[Exercise goal]:
Repeat every line of the items below word for word, keeping each line and its punctuation unchanged.

[Records for this task]:

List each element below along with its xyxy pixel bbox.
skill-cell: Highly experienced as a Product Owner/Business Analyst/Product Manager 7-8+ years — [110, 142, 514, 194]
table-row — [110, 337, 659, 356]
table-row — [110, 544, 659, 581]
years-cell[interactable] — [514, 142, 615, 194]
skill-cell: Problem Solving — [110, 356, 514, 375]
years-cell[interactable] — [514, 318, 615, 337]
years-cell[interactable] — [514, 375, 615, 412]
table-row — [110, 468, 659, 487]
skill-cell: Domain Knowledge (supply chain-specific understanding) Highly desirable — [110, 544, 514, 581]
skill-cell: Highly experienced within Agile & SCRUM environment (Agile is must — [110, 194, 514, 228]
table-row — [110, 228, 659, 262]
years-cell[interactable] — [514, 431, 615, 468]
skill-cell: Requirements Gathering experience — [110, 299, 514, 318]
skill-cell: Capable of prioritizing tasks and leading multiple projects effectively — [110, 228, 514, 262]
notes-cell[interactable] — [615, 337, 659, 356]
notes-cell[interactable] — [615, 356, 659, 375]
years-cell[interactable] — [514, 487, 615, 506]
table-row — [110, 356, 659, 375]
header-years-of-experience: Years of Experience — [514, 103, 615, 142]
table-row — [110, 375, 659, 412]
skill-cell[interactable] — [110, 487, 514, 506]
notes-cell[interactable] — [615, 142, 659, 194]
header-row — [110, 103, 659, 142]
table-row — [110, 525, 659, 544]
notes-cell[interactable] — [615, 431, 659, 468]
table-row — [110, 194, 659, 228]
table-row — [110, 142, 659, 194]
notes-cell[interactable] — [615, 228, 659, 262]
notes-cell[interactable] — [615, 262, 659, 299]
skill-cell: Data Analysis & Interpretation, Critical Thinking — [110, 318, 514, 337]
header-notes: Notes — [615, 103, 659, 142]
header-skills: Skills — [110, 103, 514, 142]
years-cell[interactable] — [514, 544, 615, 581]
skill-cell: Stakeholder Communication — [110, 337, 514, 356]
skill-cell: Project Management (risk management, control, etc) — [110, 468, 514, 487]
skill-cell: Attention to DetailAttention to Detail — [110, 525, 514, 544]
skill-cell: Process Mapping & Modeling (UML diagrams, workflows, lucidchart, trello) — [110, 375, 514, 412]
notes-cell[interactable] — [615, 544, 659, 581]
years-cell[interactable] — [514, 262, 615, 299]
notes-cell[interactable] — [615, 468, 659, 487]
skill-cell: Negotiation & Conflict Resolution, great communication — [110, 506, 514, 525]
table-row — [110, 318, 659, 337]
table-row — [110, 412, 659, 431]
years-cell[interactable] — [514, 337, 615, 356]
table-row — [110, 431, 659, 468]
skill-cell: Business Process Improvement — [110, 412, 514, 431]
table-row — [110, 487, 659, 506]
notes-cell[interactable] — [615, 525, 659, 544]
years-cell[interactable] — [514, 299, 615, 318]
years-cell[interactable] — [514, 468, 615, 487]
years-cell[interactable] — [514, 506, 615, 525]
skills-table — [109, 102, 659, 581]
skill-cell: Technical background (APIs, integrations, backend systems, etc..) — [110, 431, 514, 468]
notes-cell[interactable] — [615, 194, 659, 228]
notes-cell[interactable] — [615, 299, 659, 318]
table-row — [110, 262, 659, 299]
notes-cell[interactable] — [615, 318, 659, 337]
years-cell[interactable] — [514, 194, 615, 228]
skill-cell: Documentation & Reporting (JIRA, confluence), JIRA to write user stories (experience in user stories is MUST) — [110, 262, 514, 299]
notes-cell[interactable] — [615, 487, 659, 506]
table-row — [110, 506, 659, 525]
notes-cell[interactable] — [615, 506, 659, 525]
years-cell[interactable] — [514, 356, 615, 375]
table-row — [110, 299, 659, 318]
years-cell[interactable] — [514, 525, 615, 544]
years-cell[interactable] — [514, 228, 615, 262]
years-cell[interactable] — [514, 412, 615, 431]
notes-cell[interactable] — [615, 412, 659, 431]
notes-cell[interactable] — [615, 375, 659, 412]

[Task response]:
List each element below along with its xyxy pixel bbox.
skill-cell: Highly experienced as a Product Owner/Business Analyst/Product Manager 7-8+ years — [110, 142, 514, 194]
table-row — [110, 337, 659, 356]
table-row — [110, 544, 659, 581]
years-cell[interactable] — [514, 142, 615, 194]
skill-cell: Problem Solving — [110, 356, 514, 375]
years-cell[interactable] — [514, 318, 615, 337]
years-cell[interactable] — [514, 375, 615, 412]
table-row — [110, 468, 659, 487]
skill-cell: Domain Knowledge (supply chain-specific understanding) Highly desirable — [110, 544, 514, 581]
skill-cell: Highly experienced within Agile & SCRUM environment (Agile is must — [110, 194, 514, 228]
table-row — [110, 228, 659, 262]
years-cell[interactable] — [514, 431, 615, 468]
skill-cell: Requirements Gathering experience — [110, 299, 514, 318]
skill-cell: Capable of prioritizing tasks and leading multiple projects effectively — [110, 228, 514, 262]
notes-cell[interactable] — [615, 337, 659, 356]
notes-cell[interactable] — [615, 356, 659, 375]
years-cell[interactable] — [514, 487, 615, 506]
table-row — [110, 356, 659, 375]
header-years-of-experience: Years of Experience — [514, 103, 615, 142]
table-row — [110, 375, 659, 412]
skill-cell[interactable] — [110, 487, 514, 506]
notes-cell[interactable] — [615, 142, 659, 194]
header-row — [110, 103, 659, 142]
table-row — [110, 525, 659, 544]
notes-cell[interactable] — [615, 431, 659, 468]
table-row — [110, 194, 659, 228]
table-row — [110, 142, 659, 194]
notes-cell[interactable] — [615, 228, 659, 262]
notes-cell[interactable] — [615, 262, 659, 299]
skill-cell: Data Analysis & Interpretation, Critical Thinking — [110, 318, 514, 337]
header-notes: Notes — [615, 103, 659, 142]
header-skills: Skills — [110, 103, 514, 142]
years-cell[interactable] — [514, 544, 615, 581]
skill-cell: Stakeholder Communication — [110, 337, 514, 356]
skill-cell: Project Management (risk management, control, etc) — [110, 468, 514, 487]
skill-cell: Attention to DetailAttention to Detail — [110, 525, 514, 544]
skill-cell: Process Mapping & Modeling (UML diagrams, workflows, lucidchart, trello) — [110, 375, 514, 412]
notes-cell[interactable] — [615, 544, 659, 581]
years-cell[interactable] — [514, 262, 615, 299]
notes-cell[interactable] — [615, 468, 659, 487]
skill-cell: Negotiation & Conflict Resolution, great communication — [110, 506, 514, 525]
table-row — [110, 318, 659, 337]
table-row — [110, 412, 659, 431]
years-cell[interactable] — [514, 337, 615, 356]
table-row — [110, 431, 659, 468]
skill-cell: Business Process Improvement — [110, 412, 514, 431]
table-row — [110, 487, 659, 506]
notes-cell[interactable] — [615, 525, 659, 544]
years-cell[interactable] — [514, 299, 615, 318]
years-cell[interactable] — [514, 468, 615, 487]
years-cell[interactable] — [514, 506, 615, 525]
skills-table — [109, 102, 659, 581]
skill-cell: Technical background (APIs, integrations, backend systems, etc..) — [110, 431, 514, 468]
notes-cell[interactable] — [615, 194, 659, 228]
notes-cell[interactable] — [615, 299, 659, 318]
table-row — [110, 262, 659, 299]
notes-cell[interactable] — [615, 318, 659, 337]
years-cell[interactable] — [514, 194, 615, 228]
skill-cell: Documentation & Reporting (JIRA, confluence), JIRA to write user stories (experience in user stories is MUST) — [110, 262, 514, 299]
notes-cell[interactable] — [615, 487, 659, 506]
table-row — [110, 506, 659, 525]
notes-cell[interactable] — [615, 506, 659, 525]
years-cell[interactable] — [514, 356, 615, 375]
table-row — [110, 299, 659, 318]
years-cell[interactable] — [514, 525, 615, 544]
years-cell[interactable] — [514, 228, 615, 262]
years-cell[interactable] — [514, 412, 615, 431]
notes-cell[interactable] — [615, 412, 659, 431]
notes-cell[interactable] — [615, 375, 659, 412]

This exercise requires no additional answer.